Extracted data entries:
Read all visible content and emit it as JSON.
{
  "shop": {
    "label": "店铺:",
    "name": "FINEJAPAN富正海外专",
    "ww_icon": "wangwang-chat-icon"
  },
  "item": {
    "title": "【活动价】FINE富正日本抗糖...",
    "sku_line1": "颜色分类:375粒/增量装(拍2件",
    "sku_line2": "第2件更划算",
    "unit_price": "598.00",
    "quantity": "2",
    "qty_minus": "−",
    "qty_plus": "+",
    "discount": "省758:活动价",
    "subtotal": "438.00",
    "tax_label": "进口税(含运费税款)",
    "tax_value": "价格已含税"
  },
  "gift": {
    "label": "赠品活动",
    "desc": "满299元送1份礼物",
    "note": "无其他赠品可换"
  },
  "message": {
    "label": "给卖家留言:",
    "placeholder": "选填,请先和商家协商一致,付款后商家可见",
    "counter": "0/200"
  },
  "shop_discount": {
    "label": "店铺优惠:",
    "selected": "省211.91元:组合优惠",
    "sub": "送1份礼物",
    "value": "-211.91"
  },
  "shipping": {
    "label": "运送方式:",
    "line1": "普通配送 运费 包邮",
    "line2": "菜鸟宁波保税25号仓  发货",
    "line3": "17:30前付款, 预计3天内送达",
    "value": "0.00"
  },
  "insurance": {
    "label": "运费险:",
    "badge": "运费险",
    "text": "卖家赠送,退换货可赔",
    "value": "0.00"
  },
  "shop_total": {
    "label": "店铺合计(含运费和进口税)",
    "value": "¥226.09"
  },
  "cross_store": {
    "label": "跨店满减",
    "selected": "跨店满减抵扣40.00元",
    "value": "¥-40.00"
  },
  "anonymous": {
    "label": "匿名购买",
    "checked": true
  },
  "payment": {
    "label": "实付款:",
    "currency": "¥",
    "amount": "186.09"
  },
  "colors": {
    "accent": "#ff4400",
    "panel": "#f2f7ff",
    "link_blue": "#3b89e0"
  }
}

Requirements:
Repeat all of the records above exactly as written.

Completed task:
Read all visible content and emit it as JSON.
{
  "shop": {
    "label": "店铺:",
    "name": "FINEJAPAN富正海外专",
    "ww_icon": "wangwang-chat-icon"
  },
  "item": {
    "title": "【活动价】FINE富正日本抗糖...",
    "sku_line1": "颜色分类:375粒/增量装(拍2件",
    "sku_line2": "第2件更划算",
    "unit_price": "598.00",
    "quantity": "2",
    "qty_minus": "−",
    "qty_plus": "+",
    "discount": "省758:活动价",
    "subtotal": "438.00",
    "tax_label": "进口税(含运费税款)",
    "tax_value": "价格已含税"
  },
  "gift": {
    "label": "赠品活动",
    "desc": "满299元送1份礼物",
    "note": "无其他赠品可换"
  },
  "message": {
    "label": "给卖家留言:",
    "placeholder": "选填,请先和商家协商一致,付款后商家可见",
    "counter": "0/200"
  },
  "shop_discount": {
    "label": "店铺优惠:",
    "selected": "省211.91元:组合优惠",
    "sub": "送1份礼物",
    "value": "-211.91"
  },
  "shipping": {
    "label": "运送方式:",
    "line1": "普通配送 运费 包邮",
    "line2": "菜鸟宁波保税25号仓  发货",
    "line3": "17:30前付款, 预计3天内送达",
    "value": "0.00"
  },
  "insurance": {
    "label": "运费险:",
    "badge": "运费险",
    "text": "卖家赠送,退换货可赔",
    "value": "0.00"
  },
  "shop_total": {
    "label": "店铺合计(含运费和进口税)",
    "value": "¥226.09"
  },
  "cross_store": {
    "label": "跨店满减",
    "selected": "跨店满减抵扣40.00元",
    "value": "¥-40.00"
  },
  "anonymous": {
    "label": "匿名购买",
    "checked": true
  },
  "payment": {
    "label": "实付款:",
    "currency": "¥",
    "amount": "186.09"
  },
  "colors": {
    "accent": "#ff4400",
    "panel": "#f2f7ff",
    "link_blue": "#3b89e0"
  }
}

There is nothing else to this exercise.